_Given records_
---

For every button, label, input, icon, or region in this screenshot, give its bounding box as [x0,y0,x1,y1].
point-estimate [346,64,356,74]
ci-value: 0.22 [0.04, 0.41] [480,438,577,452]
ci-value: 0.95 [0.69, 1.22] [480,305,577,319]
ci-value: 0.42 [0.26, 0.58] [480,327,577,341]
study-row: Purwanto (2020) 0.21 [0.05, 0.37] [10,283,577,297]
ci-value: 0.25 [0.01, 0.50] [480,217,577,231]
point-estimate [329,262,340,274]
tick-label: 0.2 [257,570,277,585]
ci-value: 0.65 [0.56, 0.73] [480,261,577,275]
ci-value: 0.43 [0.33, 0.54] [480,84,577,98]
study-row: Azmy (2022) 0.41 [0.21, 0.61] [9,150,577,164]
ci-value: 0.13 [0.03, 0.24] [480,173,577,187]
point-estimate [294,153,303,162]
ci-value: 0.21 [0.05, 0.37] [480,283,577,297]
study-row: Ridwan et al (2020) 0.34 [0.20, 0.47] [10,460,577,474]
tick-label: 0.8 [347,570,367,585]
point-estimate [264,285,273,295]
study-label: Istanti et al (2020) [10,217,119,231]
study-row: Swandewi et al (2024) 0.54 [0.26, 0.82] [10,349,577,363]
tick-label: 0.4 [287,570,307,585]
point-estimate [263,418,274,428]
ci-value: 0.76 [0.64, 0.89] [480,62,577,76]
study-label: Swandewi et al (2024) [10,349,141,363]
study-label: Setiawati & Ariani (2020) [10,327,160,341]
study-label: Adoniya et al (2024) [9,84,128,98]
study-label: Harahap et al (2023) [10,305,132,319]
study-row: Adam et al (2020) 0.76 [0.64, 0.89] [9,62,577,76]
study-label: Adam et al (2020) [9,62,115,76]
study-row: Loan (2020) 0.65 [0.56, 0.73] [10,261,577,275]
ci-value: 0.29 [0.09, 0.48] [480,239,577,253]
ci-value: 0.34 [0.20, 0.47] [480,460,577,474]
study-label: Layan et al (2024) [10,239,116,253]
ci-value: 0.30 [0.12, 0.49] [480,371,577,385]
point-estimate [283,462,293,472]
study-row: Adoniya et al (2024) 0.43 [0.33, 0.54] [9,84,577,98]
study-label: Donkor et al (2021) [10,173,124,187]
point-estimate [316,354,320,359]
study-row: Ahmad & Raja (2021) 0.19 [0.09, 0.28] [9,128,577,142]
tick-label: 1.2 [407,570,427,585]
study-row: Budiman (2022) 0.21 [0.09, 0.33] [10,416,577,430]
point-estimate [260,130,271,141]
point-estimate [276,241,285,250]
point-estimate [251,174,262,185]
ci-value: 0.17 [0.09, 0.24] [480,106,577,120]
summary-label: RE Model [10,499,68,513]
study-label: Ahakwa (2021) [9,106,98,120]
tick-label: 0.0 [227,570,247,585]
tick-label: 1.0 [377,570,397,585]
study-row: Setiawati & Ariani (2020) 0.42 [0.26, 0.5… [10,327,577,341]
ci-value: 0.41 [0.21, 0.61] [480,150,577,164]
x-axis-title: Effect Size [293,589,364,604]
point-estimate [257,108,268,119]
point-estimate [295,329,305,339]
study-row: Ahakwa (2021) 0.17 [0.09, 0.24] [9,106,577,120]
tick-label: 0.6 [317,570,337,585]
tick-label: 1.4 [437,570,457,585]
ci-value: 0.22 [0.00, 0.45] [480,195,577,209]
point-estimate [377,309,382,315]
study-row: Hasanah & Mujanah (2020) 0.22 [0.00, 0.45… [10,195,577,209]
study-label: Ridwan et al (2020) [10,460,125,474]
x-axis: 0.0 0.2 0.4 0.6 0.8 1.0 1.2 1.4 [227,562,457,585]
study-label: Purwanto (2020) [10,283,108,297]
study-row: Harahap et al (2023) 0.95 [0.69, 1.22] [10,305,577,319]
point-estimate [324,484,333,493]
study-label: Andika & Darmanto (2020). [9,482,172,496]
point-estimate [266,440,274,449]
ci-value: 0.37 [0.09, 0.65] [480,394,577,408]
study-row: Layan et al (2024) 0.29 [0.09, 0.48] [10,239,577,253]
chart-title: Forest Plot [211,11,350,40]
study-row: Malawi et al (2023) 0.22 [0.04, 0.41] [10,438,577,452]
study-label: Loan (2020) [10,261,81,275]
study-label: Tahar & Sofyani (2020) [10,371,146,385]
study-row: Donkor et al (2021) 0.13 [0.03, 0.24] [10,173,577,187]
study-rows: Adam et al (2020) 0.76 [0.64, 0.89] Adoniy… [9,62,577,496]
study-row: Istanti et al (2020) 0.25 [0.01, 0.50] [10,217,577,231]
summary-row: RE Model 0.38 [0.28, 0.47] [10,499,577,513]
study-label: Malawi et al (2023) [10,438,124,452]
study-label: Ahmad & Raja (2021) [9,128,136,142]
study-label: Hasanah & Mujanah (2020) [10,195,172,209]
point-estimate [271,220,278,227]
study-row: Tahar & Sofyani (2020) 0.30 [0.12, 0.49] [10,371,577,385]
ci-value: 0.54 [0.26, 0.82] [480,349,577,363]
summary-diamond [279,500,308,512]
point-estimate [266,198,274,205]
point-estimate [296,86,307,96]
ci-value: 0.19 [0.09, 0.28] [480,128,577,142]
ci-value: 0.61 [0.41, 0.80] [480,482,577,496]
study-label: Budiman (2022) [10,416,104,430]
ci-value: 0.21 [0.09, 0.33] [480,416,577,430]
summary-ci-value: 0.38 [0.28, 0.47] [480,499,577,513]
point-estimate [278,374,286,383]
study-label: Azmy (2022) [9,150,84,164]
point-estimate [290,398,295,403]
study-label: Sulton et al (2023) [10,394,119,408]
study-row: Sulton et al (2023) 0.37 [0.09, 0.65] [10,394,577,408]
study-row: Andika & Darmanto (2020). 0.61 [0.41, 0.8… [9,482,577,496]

---

_Requirements_
Copy the full listing above line by line, with no changes.

_Full answer_
For every button, label, input, icon, or region in this screenshot, give its bounding box as [x0,y0,x1,y1].
point-estimate [346,64,356,74]
ci-value: 0.22 [0.04, 0.41] [480,438,577,452]
ci-value: 0.95 [0.69, 1.22] [480,305,577,319]
ci-value: 0.42 [0.26, 0.58] [480,327,577,341]
study-row: Purwanto (2020) 0.21 [0.05, 0.37] [10,283,577,297]
ci-value: 0.25 [0.01, 0.50] [480,217,577,231]
point-estimate [329,262,340,274]
tick-label: 0.2 [257,570,277,585]
ci-value: 0.65 [0.56, 0.73] [480,261,577,275]
ci-value: 0.43 [0.33, 0.54] [480,84,577,98]
study-row: Azmy (2022) 0.41 [0.21, 0.61] [9,150,577,164]
ci-value: 0.13 [0.03, 0.24] [480,173,577,187]
point-estimate [294,153,303,162]
ci-value: 0.21 [0.05, 0.37] [480,283,577,297]
study-row: Ridwan et al (2020) 0.34 [0.20, 0.47] [10,460,577,474]
tick-label: 0.8 [347,570,367,585]
point-estimate [264,285,273,295]
study-label: Istanti et al (2020) [10,217,119,231]
study-row: Swandewi et al (2024) 0.54 [0.26, 0.82] [10,349,577,363]
tick-label: 0.4 [287,570,307,585]
point-estimate [263,418,274,428]
ci-value: 0.76 [0.64, 0.89] [480,62,577,76]
study-label: Swandewi et al (2024) [10,349,141,363]
study-label: Setiawati & Ariani (2020) [10,327,160,341]
study-label: Adoniya et al (2024) [9,84,128,98]
study-label: Harahap et al (2023) [10,305,132,319]
study-row: Adam et al (2020) 0.76 [0.64, 0.89] [9,62,577,76]
study-label: Adam et al (2020) [9,62,115,76]
study-row: Loan (2020) 0.65 [0.56, 0.73] [10,261,577,275]
ci-value: 0.29 [0.09, 0.48] [480,239,577,253]
ci-value: 0.34 [0.20, 0.47] [480,460,577,474]
study-label: Layan et al (2024) [10,239,116,253]
ci-value: 0.30 [0.12, 0.49] [480,371,577,385]
point-estimate [283,462,293,472]
study-row: Adoniya et al (2024) 0.43 [0.33, 0.54] [9,84,577,98]
study-label: Donkor et al (2021) [10,173,124,187]
point-estimate [316,354,320,359]
study-row: Ahmad & Raja (2021) 0.19 [0.09, 0.28] [9,128,577,142]
tick-label: 1.2 [407,570,427,585]
study-row: Budiman (2022) 0.21 [0.09, 0.33] [10,416,577,430]
point-estimate [260,130,271,141]
point-estimate [276,241,285,250]
point-estimate [251,174,262,185]
ci-value: 0.17 [0.09, 0.24] [480,106,577,120]
summary-label: RE Model [10,499,68,513]
study-label: Ahakwa (2021) [9,106,98,120]
tick-label: 0.0 [227,570,247,585]
tick-label: 1.0 [377,570,397,585]
study-row: Setiawati & Ariani (2020) 0.42 [0.26, 0.5… [10,327,577,341]
ci-value: 0.41 [0.21, 0.61] [480,150,577,164]
x-axis-title: Effect Size [293,589,364,604]
point-estimate [257,108,268,119]
point-estimate [295,329,305,339]
study-row: Ahakwa (2021) 0.17 [0.09, 0.24] [9,106,577,120]
tick-label: 0.6 [317,570,337,585]
tick-label: 1.4 [437,570,457,585]
ci-value: 0.22 [0.00, 0.45] [480,195,577,209]
point-estimate [377,309,382,315]
study-row: Hasanah & Mujanah (2020) 0.22 [0.00, 0.45… [10,195,577,209]
study-label: Ridwan et al (2020) [10,460,125,474]
x-axis: 0.0 0.2 0.4 0.6 0.8 1.0 1.2 1.4 [227,562,457,585]
study-label: Purwanto (2020) [10,283,108,297]
study-row: Harahap et al (2023) 0.95 [0.69, 1.22] [10,305,577,319]
point-estimate [324,484,333,493]
study-label: Andika & Darmanto (2020). [9,482,172,496]
point-estimate [266,440,274,449]
ci-value: 0.37 [0.09, 0.65] [480,394,577,408]
study-row: Layan et al (2024) 0.29 [0.09, 0.48] [10,239,577,253]
chart-title: Forest Plot [211,11,350,40]
study-row: Malawi et al (2023) 0.22 [0.04, 0.41] [10,438,577,452]
study-label: Loan (2020) [10,261,81,275]
study-label: Tahar & Sofyani (2020) [10,371,146,385]
study-row: Donkor et al (2021) 0.13 [0.03, 0.24] [10,173,577,187]
study-rows: Adam et al (2020) 0.76 [0.64, 0.89] Adoniy… [9,62,577,496]
study-row: Istanti et al (2020) 0.25 [0.01, 0.50] [10,217,577,231]
summary-row: RE Model 0.38 [0.28, 0.47] [10,499,577,513]
study-label: Malawi et al (2023) [10,438,124,452]
study-label: Ahmad & Raja (2021) [9,128,136,142]
study-label: Hasanah & Mujanah (2020) [10,195,172,209]
point-estimate [271,220,278,227]
study-row: Tahar & Sofyani (2020) 0.30 [0.12, 0.49] [10,371,577,385]
ci-value: 0.54 [0.26, 0.82] [480,349,577,363]
summary-diamond [279,500,308,512]
point-estimate [266,198,274,205]
point-estimate [296,86,307,96]
ci-value: 0.19 [0.09, 0.28] [480,128,577,142]
ci-value: 0.61 [0.41, 0.80] [480,482,577,496]
study-label: Budiman (2022) [10,416,104,430]
ci-value: 0.21 [0.09, 0.33] [480,416,577,430]
summary-ci-value: 0.38 [0.28, 0.47] [480,499,577,513]
point-estimate [278,374,286,383]
study-label: Azmy (2022) [9,150,84,164]
point-estimate [290,398,295,403]
study-label: Sulton et al (2023) [10,394,119,408]
study-row: Sulton et al (2023) 0.37 [0.09, 0.65] [10,394,577,408]
study-row: Andika & Darmanto (2020). 0.61 [0.41, 0.8… [9,482,577,496]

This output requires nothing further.